Exercise task: Could you write out every entry exactly as it stands?

The data:
◇ ◇ ◇ ◇

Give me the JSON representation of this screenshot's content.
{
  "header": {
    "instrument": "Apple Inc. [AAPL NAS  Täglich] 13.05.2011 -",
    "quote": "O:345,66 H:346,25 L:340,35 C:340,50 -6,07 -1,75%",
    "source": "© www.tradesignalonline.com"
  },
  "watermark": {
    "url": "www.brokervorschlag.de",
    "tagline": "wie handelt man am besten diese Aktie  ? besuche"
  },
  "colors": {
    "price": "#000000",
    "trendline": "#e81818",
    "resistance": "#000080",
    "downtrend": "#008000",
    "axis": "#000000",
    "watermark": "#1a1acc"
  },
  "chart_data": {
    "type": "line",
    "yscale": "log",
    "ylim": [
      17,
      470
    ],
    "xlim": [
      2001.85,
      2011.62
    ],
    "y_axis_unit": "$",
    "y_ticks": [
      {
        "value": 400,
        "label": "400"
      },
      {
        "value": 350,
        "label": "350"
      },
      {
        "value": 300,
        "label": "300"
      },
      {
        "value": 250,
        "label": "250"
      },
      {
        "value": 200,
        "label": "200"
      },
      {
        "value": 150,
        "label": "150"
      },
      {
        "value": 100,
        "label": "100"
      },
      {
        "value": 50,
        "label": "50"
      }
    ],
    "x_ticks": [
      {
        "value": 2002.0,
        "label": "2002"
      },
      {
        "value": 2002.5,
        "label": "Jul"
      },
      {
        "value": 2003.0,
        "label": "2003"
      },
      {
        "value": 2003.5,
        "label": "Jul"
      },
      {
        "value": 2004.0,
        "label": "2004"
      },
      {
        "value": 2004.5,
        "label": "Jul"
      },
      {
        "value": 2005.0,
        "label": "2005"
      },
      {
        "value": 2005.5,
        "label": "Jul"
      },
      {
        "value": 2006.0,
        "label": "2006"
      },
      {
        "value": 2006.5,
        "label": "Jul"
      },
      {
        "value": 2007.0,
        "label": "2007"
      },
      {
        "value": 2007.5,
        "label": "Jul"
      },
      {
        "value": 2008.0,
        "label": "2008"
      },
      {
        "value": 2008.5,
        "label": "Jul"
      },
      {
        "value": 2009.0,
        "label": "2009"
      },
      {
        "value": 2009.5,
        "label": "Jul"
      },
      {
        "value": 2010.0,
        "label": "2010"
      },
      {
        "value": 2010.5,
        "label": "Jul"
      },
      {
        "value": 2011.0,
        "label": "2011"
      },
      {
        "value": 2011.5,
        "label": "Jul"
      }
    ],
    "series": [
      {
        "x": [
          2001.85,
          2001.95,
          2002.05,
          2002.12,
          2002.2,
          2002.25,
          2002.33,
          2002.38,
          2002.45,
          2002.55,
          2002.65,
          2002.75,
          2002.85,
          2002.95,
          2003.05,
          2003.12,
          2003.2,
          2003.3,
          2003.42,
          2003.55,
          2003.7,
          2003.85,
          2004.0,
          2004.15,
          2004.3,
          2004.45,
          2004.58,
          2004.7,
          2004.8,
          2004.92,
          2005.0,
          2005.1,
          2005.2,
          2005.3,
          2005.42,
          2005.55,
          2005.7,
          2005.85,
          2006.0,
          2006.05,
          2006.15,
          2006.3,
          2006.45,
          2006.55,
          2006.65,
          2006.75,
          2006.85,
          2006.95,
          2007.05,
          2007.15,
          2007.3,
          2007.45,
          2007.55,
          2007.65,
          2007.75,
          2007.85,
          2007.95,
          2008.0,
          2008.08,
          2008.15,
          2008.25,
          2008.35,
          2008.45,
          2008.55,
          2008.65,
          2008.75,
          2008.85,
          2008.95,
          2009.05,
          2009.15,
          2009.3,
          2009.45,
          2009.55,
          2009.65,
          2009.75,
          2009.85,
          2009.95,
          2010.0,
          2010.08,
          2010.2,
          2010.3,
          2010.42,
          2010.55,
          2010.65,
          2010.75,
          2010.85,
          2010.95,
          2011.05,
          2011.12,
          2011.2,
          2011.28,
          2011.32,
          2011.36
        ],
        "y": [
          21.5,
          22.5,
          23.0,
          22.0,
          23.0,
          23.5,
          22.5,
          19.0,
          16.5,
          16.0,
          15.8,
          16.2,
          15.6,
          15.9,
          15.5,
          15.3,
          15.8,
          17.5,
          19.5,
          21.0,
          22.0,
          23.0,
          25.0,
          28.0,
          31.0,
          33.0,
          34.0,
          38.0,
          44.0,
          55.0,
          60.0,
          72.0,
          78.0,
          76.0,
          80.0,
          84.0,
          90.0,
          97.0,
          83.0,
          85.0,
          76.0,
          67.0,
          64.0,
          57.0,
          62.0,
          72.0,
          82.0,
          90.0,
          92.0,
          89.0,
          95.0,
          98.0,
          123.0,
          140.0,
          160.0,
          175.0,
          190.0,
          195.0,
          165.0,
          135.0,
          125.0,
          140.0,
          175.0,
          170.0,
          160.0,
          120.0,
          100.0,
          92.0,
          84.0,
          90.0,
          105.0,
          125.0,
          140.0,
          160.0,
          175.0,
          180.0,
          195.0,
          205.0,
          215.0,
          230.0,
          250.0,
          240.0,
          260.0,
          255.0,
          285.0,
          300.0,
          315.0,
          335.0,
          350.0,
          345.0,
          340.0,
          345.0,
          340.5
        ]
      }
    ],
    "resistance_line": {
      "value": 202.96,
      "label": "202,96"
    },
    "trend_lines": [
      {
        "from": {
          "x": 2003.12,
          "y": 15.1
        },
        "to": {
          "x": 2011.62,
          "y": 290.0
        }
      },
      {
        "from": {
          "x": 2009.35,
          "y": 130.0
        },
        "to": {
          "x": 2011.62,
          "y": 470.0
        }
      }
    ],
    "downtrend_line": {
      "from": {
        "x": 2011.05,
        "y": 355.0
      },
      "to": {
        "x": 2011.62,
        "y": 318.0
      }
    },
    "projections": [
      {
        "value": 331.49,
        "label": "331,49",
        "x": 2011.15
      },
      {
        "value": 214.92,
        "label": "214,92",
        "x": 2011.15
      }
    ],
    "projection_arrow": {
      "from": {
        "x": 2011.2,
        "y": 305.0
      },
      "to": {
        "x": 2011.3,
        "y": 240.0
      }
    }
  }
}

◇ ◇ ◇ ◇

Response to this exercise:
Give me the JSON representation of this screenshot's content.
{
  "header": {
    "instrument": "Apple Inc. [AAPL NAS  Täglich] 13.05.2011 -",
    "quote": "O:345,66 H:346,25 L:340,35 C:340,50 -6,07 -1,75%",
    "source": "© www.tradesignalonline.com"
  },
  "watermark": {
    "url": "www.brokervorschlag.de",
    "tagline": "wie handelt man am besten diese Aktie  ? besuche"
  },
  "colors": {
    "price": "#000000",
    "trendline": "#e81818",
    "resistance": "#000080",
    "downtrend": "#008000",
    "axis": "#000000",
    "watermark": "#1a1acc"
  },
  "chart_data": {
    "type": "line",
    "yscale": "log",
    "ylim": [
      17,
      470
    ],
    "xlim": [
      2001.85,
      2011.62
    ],
    "y_axis_unit": "$",
    "y_ticks": [
      {
        "value": 400,
        "label": "400"
      },
      {
        "value": 350,
        "label": "350"
      },
      {
        "value": 300,
        "label": "300"
      },
      {
        "value": 250,
        "label": "250"
      },
      {
        "value": 200,
        "label": "200"
      },
      {
        "value": 150,
        "label": "150"
      },
      {
        "value": 100,
        "label": "100"
      },
      {
        "value": 50,
        "label": "50"
      }
    ],
    "x_ticks": [
      {
        "value": 2002.0,
        "label": "2002"
      },
      {
        "value": 2002.5,
        "label": "Jul"
      },
      {
        "value": 2003.0,
        "label": "2003"
      },
      {
        "value": 2003.5,
        "label": "Jul"
      },
      {
        "value": 2004.0,
        "label": "2004"
      },
      {
        "value": 2004.5,
        "label": "Jul"
      },
      {
        "value": 2005.0,
        "label": "2005"
      },
      {
        "value": 2005.5,
        "label": "Jul"
      },
      {
        "value": 2006.0,
        "label": "2006"
      },
      {
        "value": 2006.5,
        "label": "Jul"
      },
      {
        "value": 2007.0,
        "label": "2007"
      },
      {
        "value": 2007.5,
        "label": "Jul"
      },
      {
        "value": 2008.0,
        "label": "2008"
      },
      {
        "value": 2008.5,
        "label": "Jul"
      },
      {
        "value": 2009.0,
        "label": "2009"
      },
      {
        "value": 2009.5,
        "label": "Jul"
      },
      {
        "value": 2010.0,
        "label": "2010"
      },
      {
        "value": 2010.5,
        "label": "Jul"
      },
      {
        "value": 2011.0,
        "label": "2011"
      },
      {
        "value": 2011.5,
        "label": "Jul"
      }
    ],
    "series": [
      {
        "x": [
          2001.85,
          2001.95,
          2002.05,
          2002.12,
          2002.2,
          2002.25,
          2002.33,
          2002.38,
          2002.45,
          2002.55,
          2002.65,
          2002.75,
          2002.85,
          2002.95,
          2003.05,
          2003.12,
          2003.2,
          2003.3,
          2003.42,
          2003.55,
          2003.7,
          2003.85,
          2004.0,
          2004.15,
          2004.3,
          2004.45,
          2004.58,
          2004.7,
          2004.8,
          2004.92,
          2005.0,
          2005.1,
          2005.2,
          2005.3,
          2005.42,
          2005.55,
          2005.7,
          2005.85,
          2006.0,
          2006.05,
          2006.15,
          2006.3,
          2006.45,
          2006.55,
          2006.65,
          2006.75,
          2006.85,
          2006.95,
          2007.05,
          2007.15,
          2007.3,
          2007.45,
          2007.55,
          2007.65,
          2007.75,
          2007.85,
          2007.95,
          2008.0,
          2008.08,
          2008.15,
          2008.25,
          2008.35,
          2008.45,
          2008.55,
          2008.65,
          2008.75,
          2008.85,
          2008.95,
          2009.05,
          2009.15,
          2009.3,
          2009.45,
          2009.55,
          2009.65,
          2009.75,
          2009.85,
          2009.95,
          2010.0,
          2010.08,
          2010.2,
          2010.3,
          2010.42,
          2010.55,
          2010.65,
          2010.75,
          2010.85,
          2010.95,
          2011.05,
          2011.12,
          2011.2,
          2011.28,
          2011.32,
          2011.36
        ],
        "y": [
          21.5,
          22.5,
          23.0,
          22.0,
          23.0,
          23.5,
          22.5,
          19.0,
          16.5,
          16.0,
          15.8,
          16.2,
          15.6,
          15.9,
          15.5,
          15.3,
          15.8,
          17.5,
          19.5,
          21.0,
          22.0,
          23.0,
          25.0,
          28.0,
          31.0,
          33.0,
          34.0,
          38.0,
          44.0,
          55.0,
          60.0,
          72.0,
          78.0,
          76.0,
          80.0,
          84.0,
          90.0,
          97.0,
          83.0,
          85.0,
          76.0,
          67.0,
          64.0,
          57.0,
          62.0,
          72.0,
          82.0,
          90.0,
          92.0,
          89.0,
          95.0,
          98.0,
          123.0,
          140.0,
          160.0,
          175.0,
          190.0,
          195.0,
          165.0,
          135.0,
          125.0,
          140.0,
          175.0,
          170.0,
          160.0,
          120.0,
          100.0,
          92.0,
          84.0,
          90.0,
          105.0,
          125.0,
          140.0,
          160.0,
          175.0,
          180.0,
          195.0,
          205.0,
          215.0,
          230.0,
          250.0,
          240.0,
          260.0,
          255.0,
          285.0,
          300.0,
          315.0,
          335.0,
          350.0,
          345.0,
          340.0,
          345.0,
          340.5
        ]
      }
    ],
    "resistance_line": {
      "value": 202.96,
      "label": "202,96"
    },
    "trend_lines": [
      {
        "from": {
          "x": 2003.12,
          "y": 15.1
        },
        "to": {
          "x": 2011.62,
          "y": 290.0
        }
      },
      {
        "from": {
          "x": 2009.35,
          "y": 130.0
        },
        "to": {
          "x": 2011.62,
          "y": 470.0
        }
      }
    ],
    "downtrend_line": {
      "from": {
        "x": 2011.05,
        "y": 355.0
      },
      "to": {
        "x": 2011.62,
        "y": 318.0
      }
    },
    "projections": [
      {
        "value": 331.49,
        "label": "331,49",
        "x": 2011.15
      },
      {
        "value": 214.92,
        "label": "214,92",
        "x": 2011.15
      }
    ],
    "projection_arrow": {
      "from": {
        "x": 2011.2,
        "y": 305.0
      },
      "to": {
        "x": 2011.3,
        "y": 240.0
      }
    }
  }
}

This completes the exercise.